## GIVEN TASK
In the material below, identify each line bearing the word "ylabel". Reproduce those lines.

-- START DATASET RECORDS --

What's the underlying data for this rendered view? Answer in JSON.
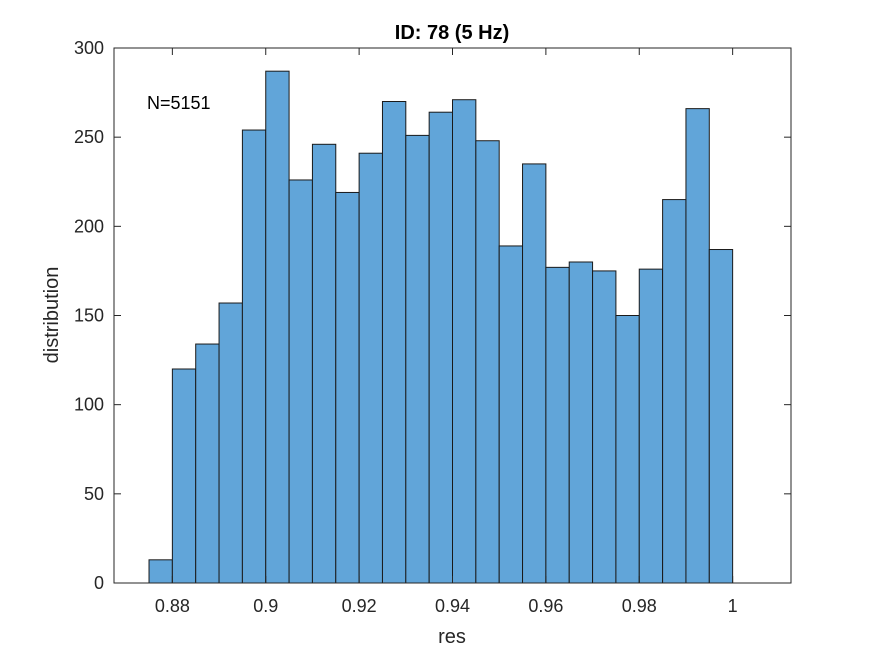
{
  "chart_data": {
    "type": "bar",
    "title": "ID: 78 (5 Hz)",
    "xlabel": "res",
    "ylabel": "distribution",
    "annotation": "N=5151",
    "xlim": [
      0.8675,
      1.0125
    ],
    "ylim": [
      0,
      300
    ],
    "xticks": [
      0.88,
      0.9,
      0.92,
      0.94,
      0.96,
      0.98,
      1
    ],
    "xtick_labels": [
      "0.88",
      "0.9",
      "0.92",
      "0.94",
      "0.96",
      "0.98",
      "1"
    ],
    "yticks": [
      0,
      50,
      100,
      150,
      200,
      250,
      300
    ],
    "ytick_labels": [
      "0",
      "50",
      "100",
      "150",
      "200",
      "250",
      "300"
    ],
    "bin_start": 0.875,
    "bin_width": 0.005,
    "values": [
      13,
      120,
      134,
      157,
      254,
      287,
      226,
      246,
      219,
      241,
      270,
      251,
      264,
      271,
      248,
      189,
      235,
      177,
      180,
      175,
      150,
      176,
      215,
      266,
      187
    ],
    "grid": false,
    "colors": {
      "bar_fill": "#61a5d9",
      "bar_edge": "#1a1a1a",
      "axis": "#262626"
    }
  }
}
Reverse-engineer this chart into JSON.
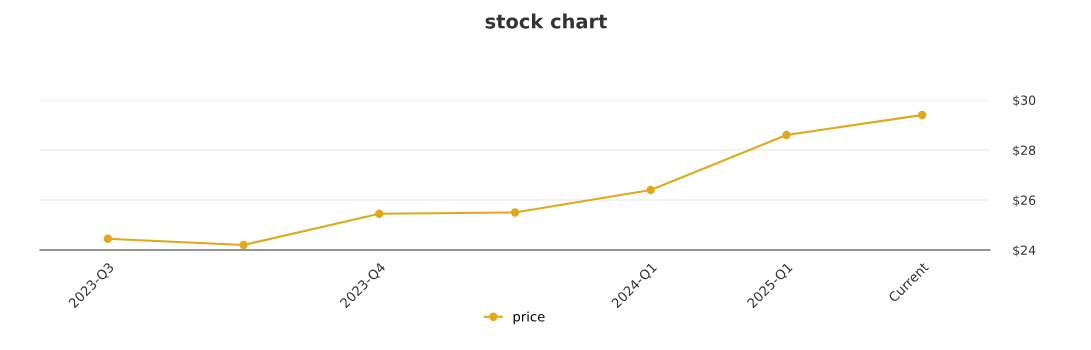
{
  "chart_data": {
    "type": "line",
    "title": "stock chart",
    "categories": [
      "2023-Q3",
      null,
      "2023-Q4",
      null,
      "2024-Q1",
      "2025-Q1",
      "Current"
    ],
    "series": [
      {
        "name": "price",
        "color": "#e0a91b",
        "values": [
          24.45,
          24.2,
          25.45,
          25.5,
          26.4,
          28.6,
          29.4
        ]
      }
    ],
    "ylim": [
      24,
      30
    ],
    "yticks": [
      {
        "value": 24,
        "label": "$24"
      },
      {
        "value": 26,
        "label": "$26"
      },
      {
        "value": 28,
        "label": "$28"
      },
      {
        "value": 30,
        "label": "$30"
      }
    ],
    "grid": "y",
    "legend": "bottom",
    "marker": "circle",
    "line_style": "solid"
  }
}
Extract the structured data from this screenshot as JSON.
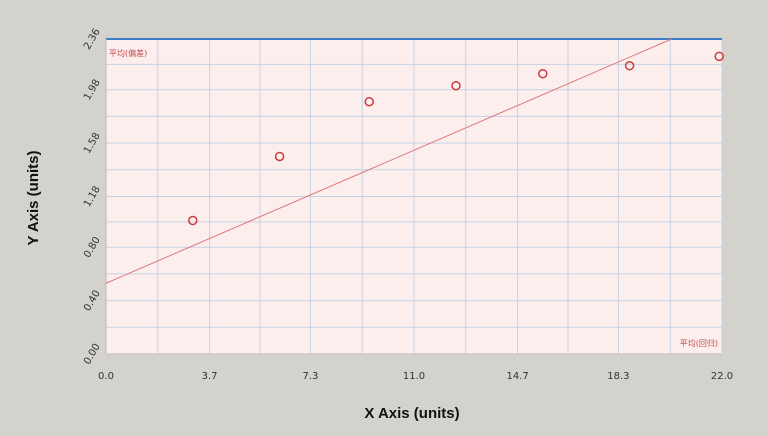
{
  "chart_data": {
    "type": "scatter",
    "xlabel": "X Axis (units)",
    "ylabel": "Y Axis (units)",
    "xlim": [
      0,
      22
    ],
    "ylim": [
      0,
      2.36
    ],
    "x_ticks": [
      0,
      3.7,
      7.3,
      11,
      14.7,
      18.3,
      22
    ],
    "x_tick_labels": [
      "0.0",
      "3.7",
      "7.3",
      "11.0",
      "14.7",
      "18.3",
      "22.0"
    ],
    "y_ticks": [
      0,
      0.4,
      0.8,
      1.18,
      1.58,
      1.98,
      2.36
    ],
    "y_tick_labels": [
      "0.00",
      "0.40",
      "0.80",
      "1.18",
      "1.58",
      "1.98",
      "2.36"
    ],
    "grid": true,
    "series": [
      {
        "x": [
          3.1,
          6.2,
          9.4,
          12.5,
          15.6,
          18.7,
          21.9
        ],
        "y": [
          1.0,
          1.48,
          1.89,
          2.01,
          2.1,
          2.16,
          2.23
        ]
      }
    ],
    "trendline": {
      "x": [
        0,
        20.2
      ],
      "y": [
        0.53,
        2.36
      ]
    },
    "annotations": [
      "平均(偏差)",
      "平均(回归)"
    ],
    "colors": {
      "plot_background": "#fdeeee",
      "grid": "#c6d2e4",
      "markers": "#cc3b3b",
      "trendline": "#e07878",
      "top_border": "#3d7fc7"
    }
  }
}
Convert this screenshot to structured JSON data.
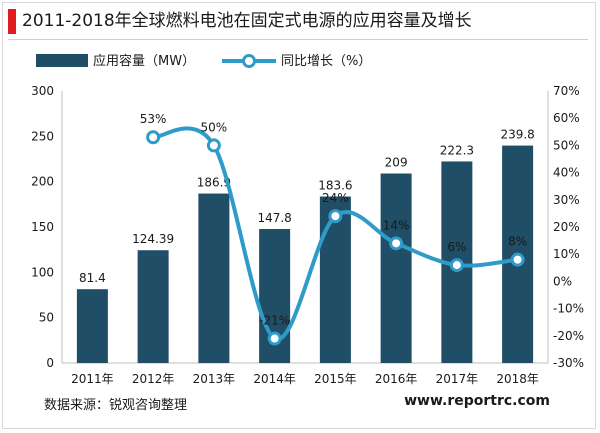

-- END DATASET RECORDS --

## THE RESULT
    "ylabel": "distribution",
    "ylabel": "Y Axis (units)",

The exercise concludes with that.